● **PROMPT**
Only a number is wanted: how many lines of the entries include the string "colors"?

● **DATA SHOWN**
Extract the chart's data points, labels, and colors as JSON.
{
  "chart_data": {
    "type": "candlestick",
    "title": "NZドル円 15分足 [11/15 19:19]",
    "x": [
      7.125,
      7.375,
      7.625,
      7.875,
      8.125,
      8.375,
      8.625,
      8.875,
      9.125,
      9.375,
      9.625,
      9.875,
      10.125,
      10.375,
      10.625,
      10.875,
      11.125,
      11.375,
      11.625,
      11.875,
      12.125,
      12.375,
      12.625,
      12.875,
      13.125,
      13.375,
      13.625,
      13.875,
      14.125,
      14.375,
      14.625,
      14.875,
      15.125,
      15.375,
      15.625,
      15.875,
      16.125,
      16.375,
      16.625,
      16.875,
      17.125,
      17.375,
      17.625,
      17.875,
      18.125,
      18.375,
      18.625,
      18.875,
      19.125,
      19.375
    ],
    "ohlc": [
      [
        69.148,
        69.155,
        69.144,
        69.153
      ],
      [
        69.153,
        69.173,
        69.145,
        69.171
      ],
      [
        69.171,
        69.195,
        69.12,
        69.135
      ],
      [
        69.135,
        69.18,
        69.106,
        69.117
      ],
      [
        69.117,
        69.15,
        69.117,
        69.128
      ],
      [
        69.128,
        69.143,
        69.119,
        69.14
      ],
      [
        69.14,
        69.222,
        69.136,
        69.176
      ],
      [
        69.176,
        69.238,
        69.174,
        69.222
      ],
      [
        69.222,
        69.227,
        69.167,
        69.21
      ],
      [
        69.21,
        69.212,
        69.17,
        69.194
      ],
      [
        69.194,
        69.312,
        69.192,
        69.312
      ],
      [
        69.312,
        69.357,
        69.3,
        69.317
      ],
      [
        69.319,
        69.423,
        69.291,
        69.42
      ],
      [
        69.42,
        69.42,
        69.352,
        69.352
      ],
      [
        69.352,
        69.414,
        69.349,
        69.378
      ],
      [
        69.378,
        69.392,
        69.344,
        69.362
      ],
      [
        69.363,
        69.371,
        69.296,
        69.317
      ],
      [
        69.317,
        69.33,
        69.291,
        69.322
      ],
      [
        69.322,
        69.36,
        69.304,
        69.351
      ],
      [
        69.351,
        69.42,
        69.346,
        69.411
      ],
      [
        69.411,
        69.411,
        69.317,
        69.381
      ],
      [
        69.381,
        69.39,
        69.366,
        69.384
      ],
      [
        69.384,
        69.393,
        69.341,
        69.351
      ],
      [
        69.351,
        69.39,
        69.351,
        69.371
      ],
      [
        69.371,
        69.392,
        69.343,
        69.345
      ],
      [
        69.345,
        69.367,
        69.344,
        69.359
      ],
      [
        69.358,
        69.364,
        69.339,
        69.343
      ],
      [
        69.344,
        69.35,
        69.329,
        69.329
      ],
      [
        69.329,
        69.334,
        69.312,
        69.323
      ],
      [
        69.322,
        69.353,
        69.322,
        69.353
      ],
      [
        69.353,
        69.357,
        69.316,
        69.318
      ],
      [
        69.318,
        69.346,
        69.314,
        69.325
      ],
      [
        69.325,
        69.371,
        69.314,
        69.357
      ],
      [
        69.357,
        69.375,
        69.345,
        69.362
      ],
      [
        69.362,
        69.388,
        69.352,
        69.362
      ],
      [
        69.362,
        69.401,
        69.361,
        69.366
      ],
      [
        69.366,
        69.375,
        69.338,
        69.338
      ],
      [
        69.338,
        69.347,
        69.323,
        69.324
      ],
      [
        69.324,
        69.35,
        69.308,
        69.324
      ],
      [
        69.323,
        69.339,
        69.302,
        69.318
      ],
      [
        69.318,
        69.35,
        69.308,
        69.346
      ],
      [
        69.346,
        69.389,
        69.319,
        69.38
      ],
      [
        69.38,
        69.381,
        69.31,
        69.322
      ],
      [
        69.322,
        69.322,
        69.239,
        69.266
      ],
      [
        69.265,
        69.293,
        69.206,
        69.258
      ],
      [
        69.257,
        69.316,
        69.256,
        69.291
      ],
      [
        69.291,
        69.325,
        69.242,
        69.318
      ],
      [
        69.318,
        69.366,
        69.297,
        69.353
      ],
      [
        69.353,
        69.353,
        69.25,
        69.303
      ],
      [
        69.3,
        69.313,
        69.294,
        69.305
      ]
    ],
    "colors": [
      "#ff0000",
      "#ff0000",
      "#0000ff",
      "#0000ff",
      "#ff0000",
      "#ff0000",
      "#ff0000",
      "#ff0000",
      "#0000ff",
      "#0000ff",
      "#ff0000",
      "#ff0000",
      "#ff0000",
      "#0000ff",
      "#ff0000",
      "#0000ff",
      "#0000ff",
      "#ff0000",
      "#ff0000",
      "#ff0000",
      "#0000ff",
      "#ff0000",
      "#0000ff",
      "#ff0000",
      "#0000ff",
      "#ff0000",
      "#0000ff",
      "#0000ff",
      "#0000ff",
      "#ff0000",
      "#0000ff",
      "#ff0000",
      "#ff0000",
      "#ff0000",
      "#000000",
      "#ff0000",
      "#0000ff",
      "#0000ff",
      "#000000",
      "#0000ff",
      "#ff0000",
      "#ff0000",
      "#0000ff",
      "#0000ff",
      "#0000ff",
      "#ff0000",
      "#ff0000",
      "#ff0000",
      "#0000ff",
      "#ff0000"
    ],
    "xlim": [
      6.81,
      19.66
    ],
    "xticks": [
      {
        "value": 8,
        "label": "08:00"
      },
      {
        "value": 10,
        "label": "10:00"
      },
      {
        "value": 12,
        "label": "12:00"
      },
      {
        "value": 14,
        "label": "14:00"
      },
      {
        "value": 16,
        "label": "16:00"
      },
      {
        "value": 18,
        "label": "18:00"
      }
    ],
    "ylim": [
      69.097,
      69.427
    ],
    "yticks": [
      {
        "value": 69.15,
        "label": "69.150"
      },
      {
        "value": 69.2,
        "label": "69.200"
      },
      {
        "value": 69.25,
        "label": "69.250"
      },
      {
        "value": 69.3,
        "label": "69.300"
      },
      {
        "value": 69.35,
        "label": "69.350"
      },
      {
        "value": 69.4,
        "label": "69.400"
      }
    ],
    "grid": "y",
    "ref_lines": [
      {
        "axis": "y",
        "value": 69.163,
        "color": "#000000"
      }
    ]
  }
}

● **RESULT OF THE EXERCISE**
2